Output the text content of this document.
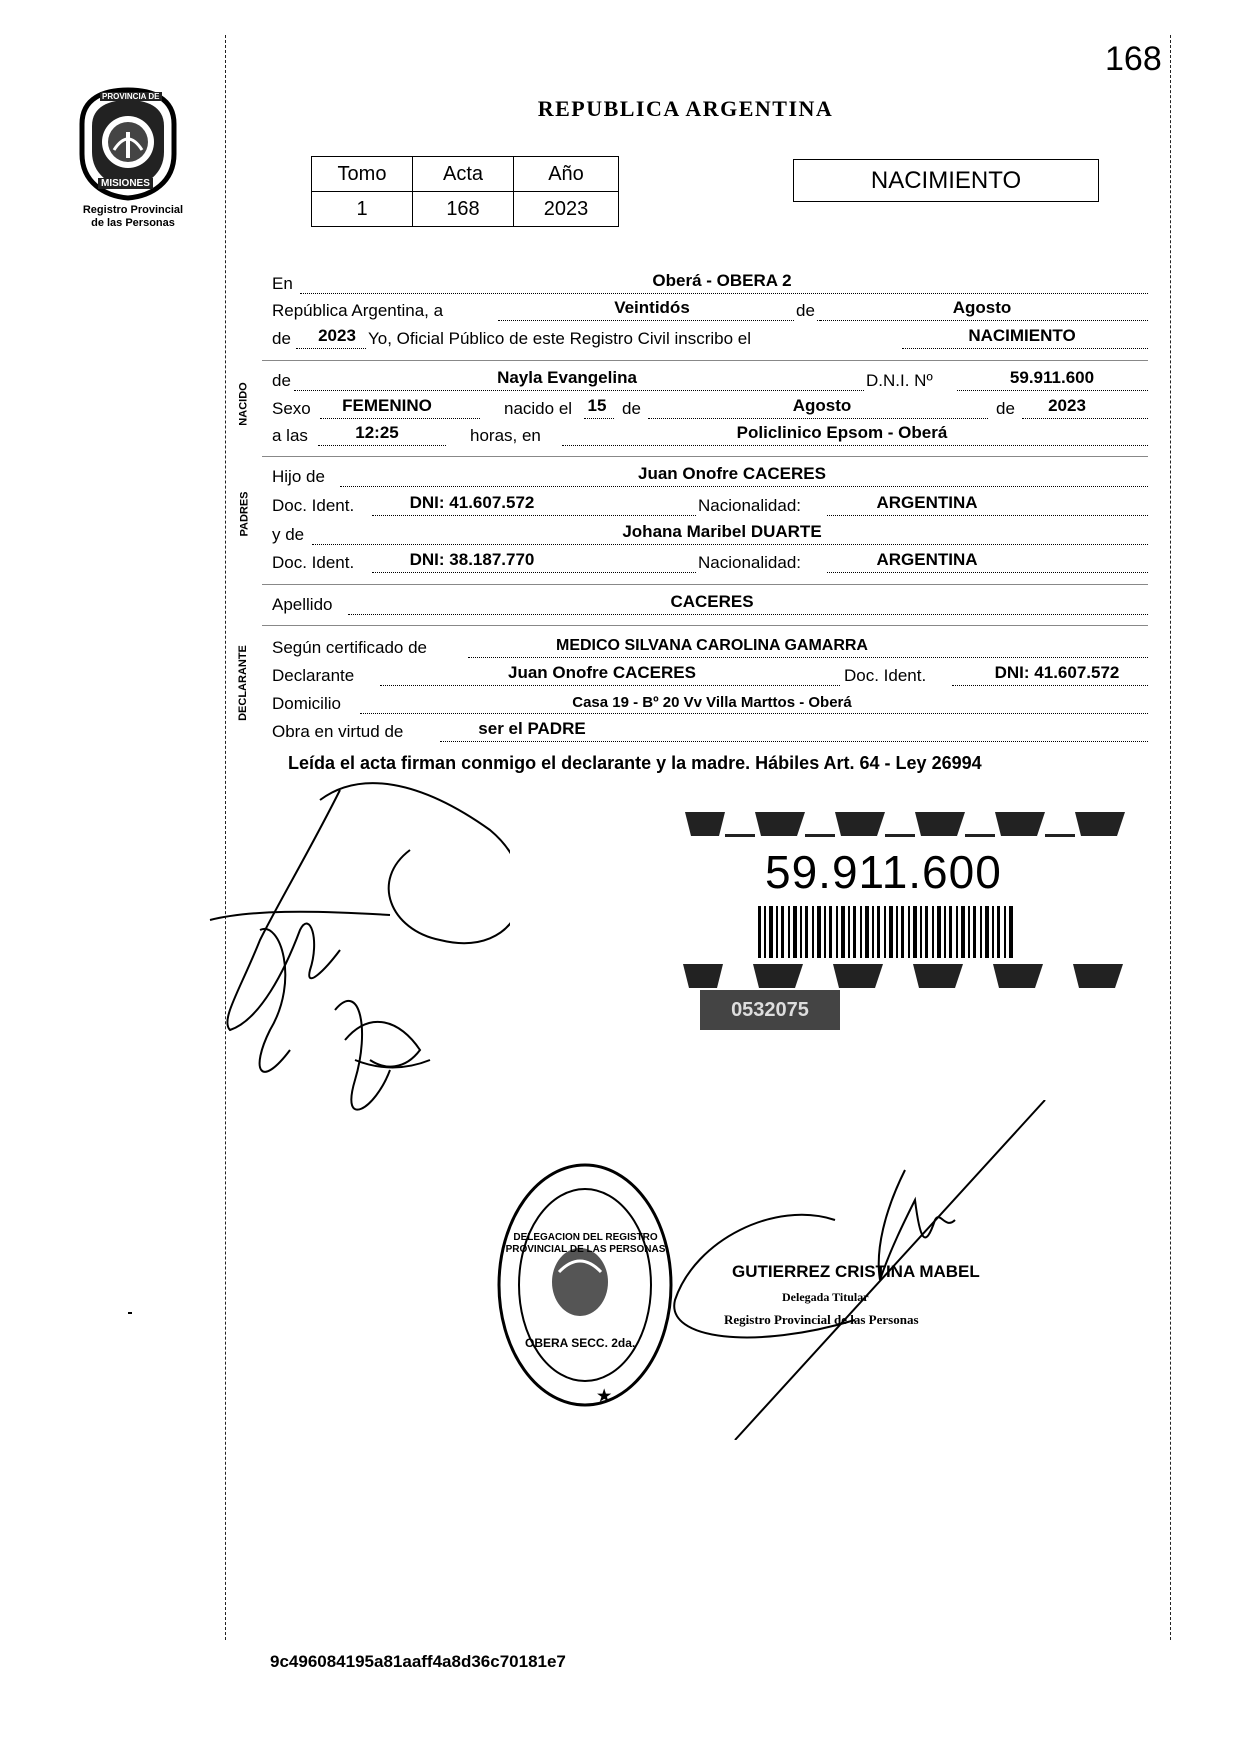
168
PROVINCIA DE
MISIONES
Registro Provincial
de las Personas
REPUBLICA ARGENTINA
Tomo	Acta	Año
1	168	2023
NACIMIENTO
En	Oberá - OBERA 2
República Argentina, a	Veintidós	de	Agosto
de	2023 Yo, Oficial Público de este Registro Civil inscribo el	NACIMIENTO
NACIDO
de	Nayla Evangelina	D.N.I. Nº	59.911.600
Sexo	FEMENINO	nacido el 15 de	Agosto	de	2023
a las	12:25	horas, en	Policlinico Epsom - Oberá
PADRES
Hijo de	Juan Onofre CACERES
Doc. Ident.	DNI: 41.607.572	Nacionalidad:	ARGENTINA
y de	Johana Maribel DUARTE
Doc. Ident.	DNI: 38.187.770	Nacionalidad:	ARGENTINA
Apellido	CACERES
DECLARANTE Según certificado de	MEDICO SILVANA CAROLINA GAMARRA
Declarante	Juan Onofre CACERES	Doc. Ident.	DNI: 41.607.572
Domicilio	Casa 19 - Bº 20 Vv Villa Marttos - Oberá
Obra en virtud de	ser el PADRE
Leída el acta firman conmigo el declarante y la madre. Hábiles Art. 64 - Ley 26994
59.911.600
0532075
DELEGACION DEL REGISTRO PROVINCIAL DE LAS PERSONAS
OBERA SECC. 2da.
★
GUTIERREZ CRISTINA MABEL
Delegada Titular
Registro Provincial de las Personas
9c496084195a81aaff4a8d36c70181e7
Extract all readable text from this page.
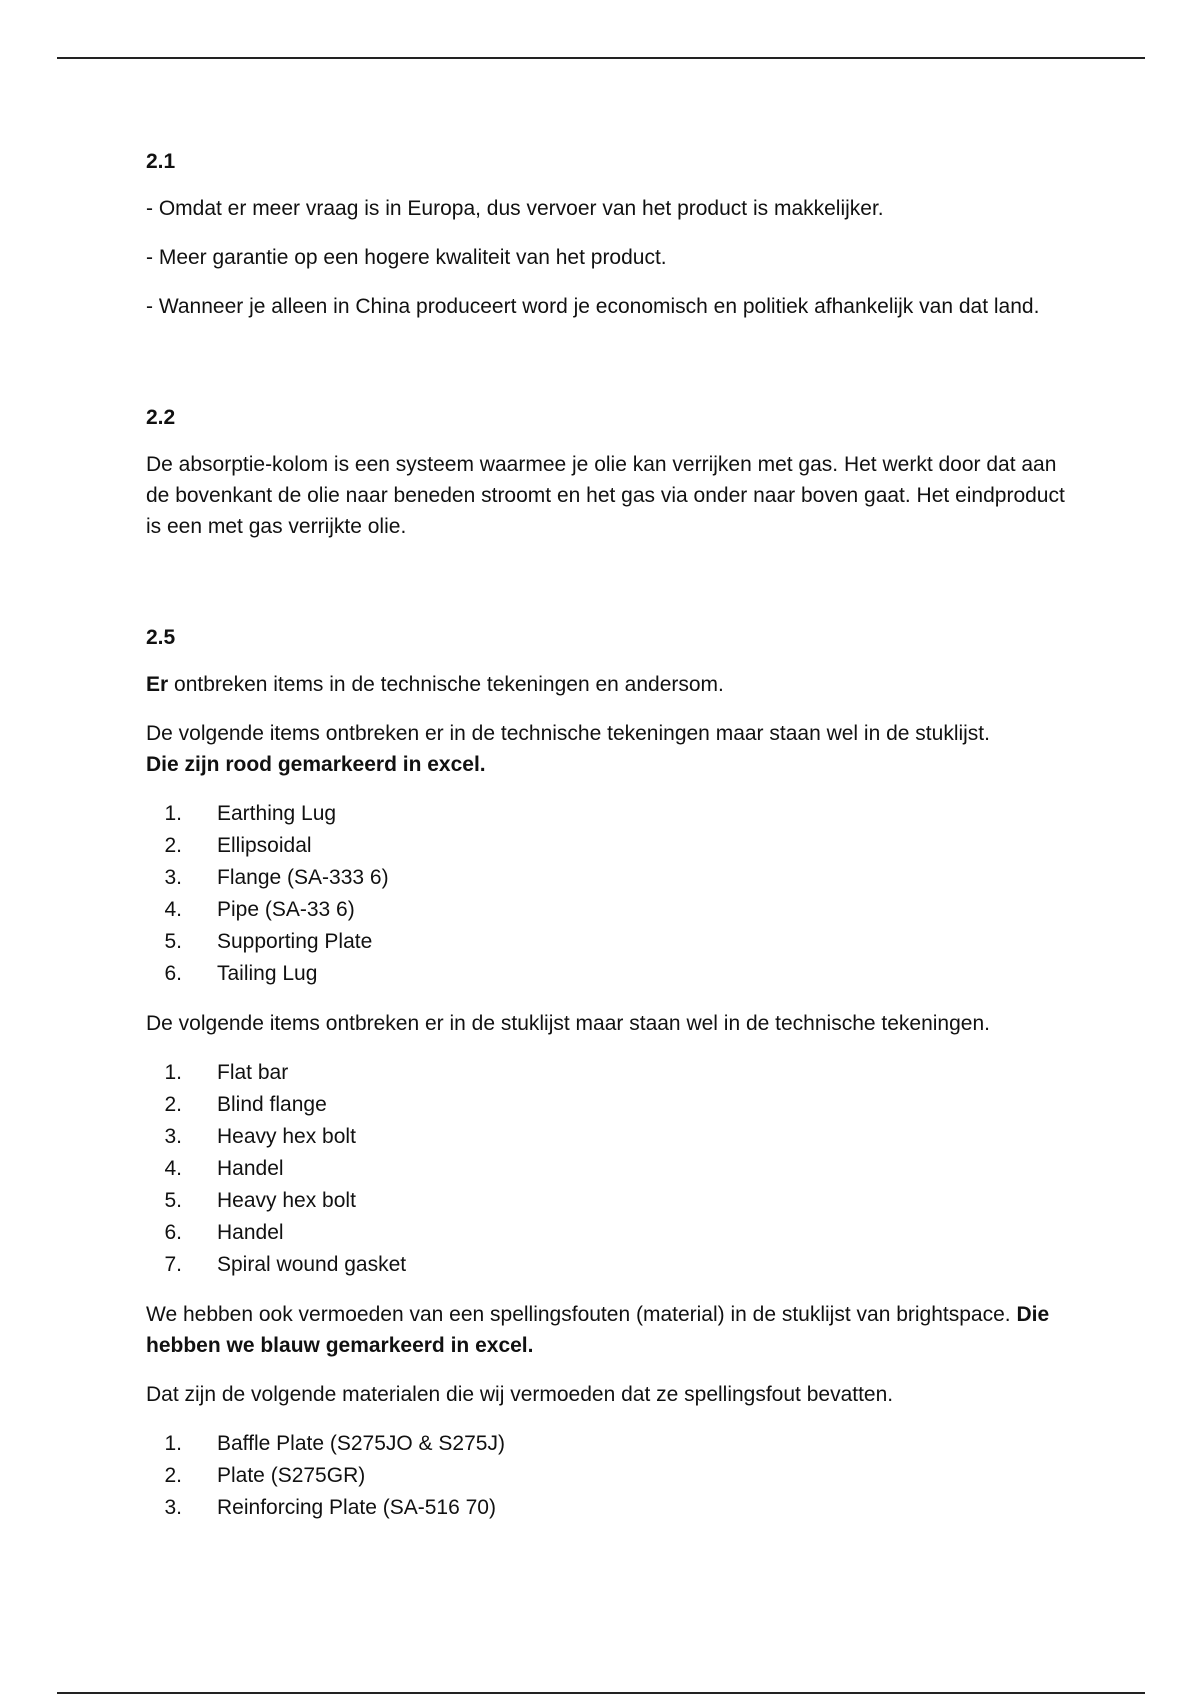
2.1

- Omdat er meer vraag is in Europa, dus vervoer van het product is makkelijker.

- Meer garantie op een hogere kwaliteit van het product.

- Wanneer je alleen in China produceert word je economisch en politiek afhankelijk van dat land.

2.2

De absorptie-kolom is een systeem waarmee je olie kan verrijken met gas. Het werkt door dat aan de bovenkant de olie naar beneden stroomt en het gas via onder naar boven gaat. Het eindproduct is een met gas verrijkte olie.

2.5

Er ontbreken items in de technische tekeningen en andersom.

De volgende items ontbreken er in de technische tekeningen maar staan wel in de stuklijst.
Die zijn rood gemarkeerd in excel.

1. Earthing Lug
2. Ellipsoidal
3. Flange (SA-333 6)
4. Pipe (SA-33 6)
5. Supporting Plate
6. Tailing Lug

De volgende items ontbreken er in de stuklijst maar staan wel in de technische tekeningen.

1. Flat bar
2. Blind flange
3. Heavy hex bolt
4. Handel
5. Heavy hex bolt
6. Handel
7. Spiral wound gasket

We hebben ook vermoeden van een spellingsfouten (material) in de stuklijst van brightspace. Die hebben we blauw gemarkeerd in excel.

Dat zijn de volgende materialen die wij vermoeden dat ze spellingsfout bevatten.

1. Baffle Plate (S275JO & S275J)
2. Plate (S275GR)
3. Reinforcing Plate (SA-516 70)
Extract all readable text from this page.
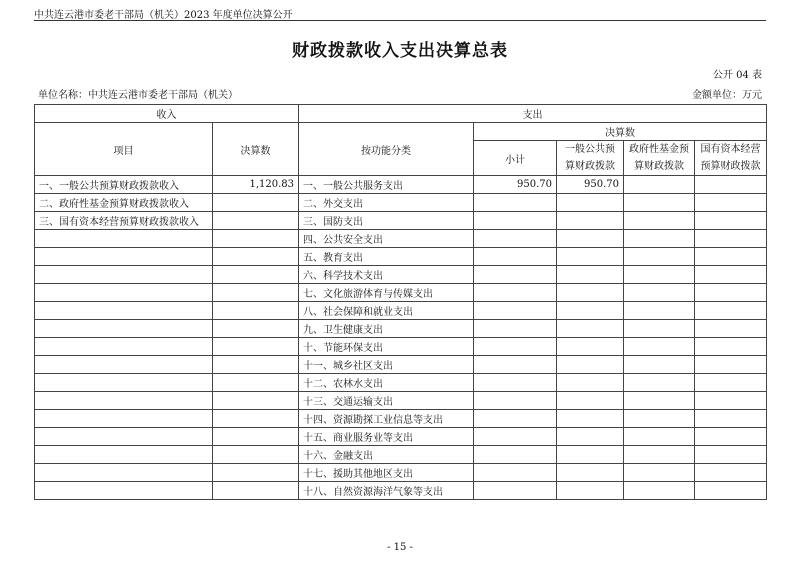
中共连云港市委老干部局（机关）2023 年度单位决算公开
财政拨款收入支出决算总表
公开 04 表
单位名称：中共连云港市委老干部局（机关）	金额单位：万元
收入		支出				
项目	决算数	按功能分类	决算数			
			小计	一般公共预算财政拨款	政府性基金预算财政拨款	国有资本经营预算财政拨款

一、一般公共预算财政拨款收入	1,120.83	一、一般公共服务支出	950.70	950.70		
二、政府性基金预算财政拨款收入		二、外交支出				
三、国有资本经营预算财政拨款收入		三、国防支出				
		四、公共安全支出				
		五、教育支出				
		六、科学技术支出				
		七、文化旅游体育与传媒支出				
		八、社会保障和就业支出				
		九、卫生健康支出				
		十、节能环保支出				
		十一、城乡社区支出				
		十二、农林水支出				
		十三、交通运输支出				
		十四、资源勘探工业信息等支出				
		十五、商业服务业等支出				
		十六、金融支出				
		十七、援助其他地区支出				
		十八、自然资源海洋气象等支出				
- 15 -
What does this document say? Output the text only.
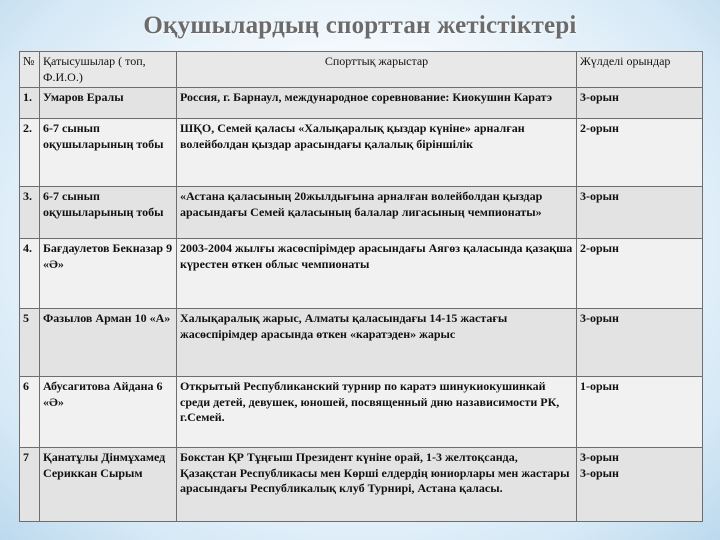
Оқушылардың спорттан жетістіктері
№	Қатысушылар ( топ, Ф.И.О.)	Спорттық жарыстар	Жүлделі орындар
1.	Умаров Ералы	Россия, г. Барнаул, международное соревнование: Киокушин Каратэ	3-орын

2.	6-7 сынып оқушыларының тобы	ШҚО, Семей қаласы «Халықаралық қыздар күніне» арналған волейболдан қыздар арасындағы қалалық біріншілік	2-орын

3.	6-7 сынып оқушыларының тобы	«Астана қаласының 20жылдығына арналған волейболдан қыздар арасындағы Семей қаласының балалар лигасының чемпионаты»	3-орын

4.	Бағдаулетов Бекназар 9 «Ә»	2003-2004 жылғы жасөспірімдер арасындағы Аягөз қаласында қазақша күрестен өткен облыс чемпионаты	2-орын

5	Фазылов Арман 10 «А»	Халықаралық жарыс, Алматы қаласындағы 14-15 жастағы жасөспірімдер арасында өткен «каратэден» жарыс	3-орын

6	Абусагитова Айдана 6 «Ә»	Открытый Республиканский турнир по каратэ шинукиокушинкай среди детей, девушек, юношей, посвященный дню назависимости РК, г.Семей.	1-орын

7	Қанатұлы Дінмұхамед Сериккан Сырым	Бокстан ҚР Тұңғыш Президент күніне орай, 1-3 желтоқсанда, Қазақстан Республикасы мен Көрші елдердің юниорлары мен жастары арасындағы Республикалық клуб Турнирі, Астана қаласы.	3-орын
3-орын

■ INSTRUCTION ■
Except for the pictures, reproduce every line exactly.

■ FULL SOLUTION ■
Output the text content of this document.
168
PROVINCIA DE
MISIONES
Registro Provincial
de las Personas
REPUBLICA ARGENTINA
Tomo	Acta	Año
1	168	2023
NACIMIENTO
En	Oberá - OBERA 2
República Argentina, a	Veintidós	de	Agosto
de	2023 Yo, Oficial Público de este Registro Civil inscribo el	NACIMIENTO
NACIDO
de	Nayla Evangelina	D.N.I. Nº	59.911.600
Sexo	FEMENINO	nacido el 15 de	Agosto	de	2023
a las	12:25	horas, en	Policlinico Epsom - Oberá
PADRES
Hijo de	Juan Onofre CACERES
Doc. Ident.	DNI: 41.607.572	Nacionalidad:	ARGENTINA
y de	Johana Maribel DUARTE
Doc. Ident.	DNI: 38.187.770	Nacionalidad:	ARGENTINA
Apellido	CACERES
DECLARANTE Según certificado de	MEDICO SILVANA CAROLINA GAMARRA
Declarante	Juan Onofre CACERES	Doc. Ident.	DNI: 41.607.572
Domicilio	Casa 19 - Bº 20 Vv Villa Marttos - Oberá
Obra en virtud de	ser el PADRE
Leída el acta firman conmigo el declarante y la madre. Hábiles Art. 64 - Ley 26994
59.911.600
0532075
DELEGACION DEL REGISTRO PROVINCIAL DE LAS PERSONAS
OBERA SECC. 2da.
★
GUTIERREZ CRISTINA MABEL
Delegada Titular
Registro Provincial de las Personas
9c496084195a81aaff4a8d36c70181e7
Extract all readable text from this page.
2.1

- Omdat er meer vraag is in Europa, dus vervoer van het product is makkelijker.

- Meer garantie op een hogere kwaliteit van het product.

- Wanneer je alleen in China produceert word je economisch en politiek afhankelijk van dat land.

2.2

De absorptie-kolom is een systeem waarmee je olie kan verrijken met gas. Het werkt door dat aan de bovenkant de olie naar beneden stroomt en het gas via onder naar boven gaat. Het eindproduct is een met gas verrijkte olie.

2.5

Er ontbreken items in de technische tekeningen en andersom.

De volgende items ontbreken er in de technische tekeningen maar staan wel in de stuklijst.
Die zijn rood gemarkeerd in excel.

1. Earthing Lug
2. Ellipsoidal
3. Flange (SA-333 6)
4. Pipe (SA-33 6)
5. Supporting Plate
6. Tailing Lug

De volgende items ontbreken er in de stuklijst maar staan wel in de technische tekeningen.

1. Flat bar
2. Blind flange
3. Heavy hex bolt
4. Handel
5. Heavy hex bolt
6. Handel
7. Spiral wound gasket

We hebben ook vermoeden van een spellingsfouten (material) in de stuklijst van brightspace. Die hebben we blauw gemarkeerd in excel.

Dat zijn de volgende materialen die wij vermoeden dat ze spellingsfout bevatten.

1. Baffle Plate (S275JO & S275J)
2. Plate (S275GR)
3. Reinforcing Plate (SA-516 70)
Extract all readable text from this page.
中共连云港市委老干部局（机关）2023 年度单位决算公开
财政拨款收入支出决算总表
公开 04 表
单位名称：中共连云港市委老干部局（机关）	金额单位：万元
收入		支出				
项目	决算数	按功能分类	决算数			
			小计	一般公共预算财政拨款	政府性基金预算财政拨款	国有资本经营预算财政拨款

一、一般公共预算财政拨款收入	1,120.83	一、一般公共服务支出	950.70	950.70		
二、政府性基金预算财政拨款收入		二、外交支出				
三、国有资本经营预算财政拨款收入		三、国防支出				
		四、公共安全支出				
		五、教育支出				
		六、科学技术支出				
		七、文化旅游体育与传媒支出				
		八、社会保障和就业支出				
		九、卫生健康支出				
		十、节能环保支出				
		十一、城乡社区支出				
		十二、农林水支出				
		十三、交通运输支出				
		十四、资源勘探工业信息等支出				
		十五、商业服务业等支出				
		十六、金融支出				
		十七、援助其他地区支出				
		十八、自然资源海洋气象等支出				
- 15 -
What does this document say? Output the text only.
Оқушылардың спорттан жетістіктері
№	Қатысушылар ( топ, Ф.И.О.)	Спорттық жарыстар	Жүлделі орындар
1.	Умаров Ералы	Россия, г. Барнаул, международное соревнование: Киокушин Каратэ	3-орын

2.	6-7 сынып оқушыларының тобы	ШҚО, Семей қаласы «Халықаралық қыздар күніне» арналған волейболдан қыздар арасындағы қалалық біріншілік	2-орын

3.	6-7 сынып оқушыларының тобы	«Астана қаласының 20жылдығына арналған волейболдан қыздар арасындағы Семей қаласының балалар лигасының чемпионаты»	3-орын

4.	Бағдаулетов Бекназар 9 «Ә»	2003-2004 жылғы жасөспірімдер арасындағы Аягөз қаласында қазақша күрестен өткен облыс чемпионаты	2-орын

5	Фазылов Арман 10 «А»	Халықаралық жарыс, Алматы қаласындағы 14-15 жастағы жасөспірімдер арасында өткен «каратэден» жарыс	3-орын

6	Абусагитова Айдана 6 «Ә»	Открытый Республиканский турнир по каратэ шинукиокушинкай среди детей, девушек, юношей, посвященный дню назависимости РК, г.Семей.	1-орын

7	Қанатұлы Дінмұхамед Сериккан Сырым	Бокстан ҚР Тұңғыш Президент күніне орай, 1-3 желтоқсанда, Қазақстан Республикасы мен Көрші елдердің юниорлары мен жастары арасындағы Республикалық клуб Турнирі, Астана қаласы.	3-орын
3-орын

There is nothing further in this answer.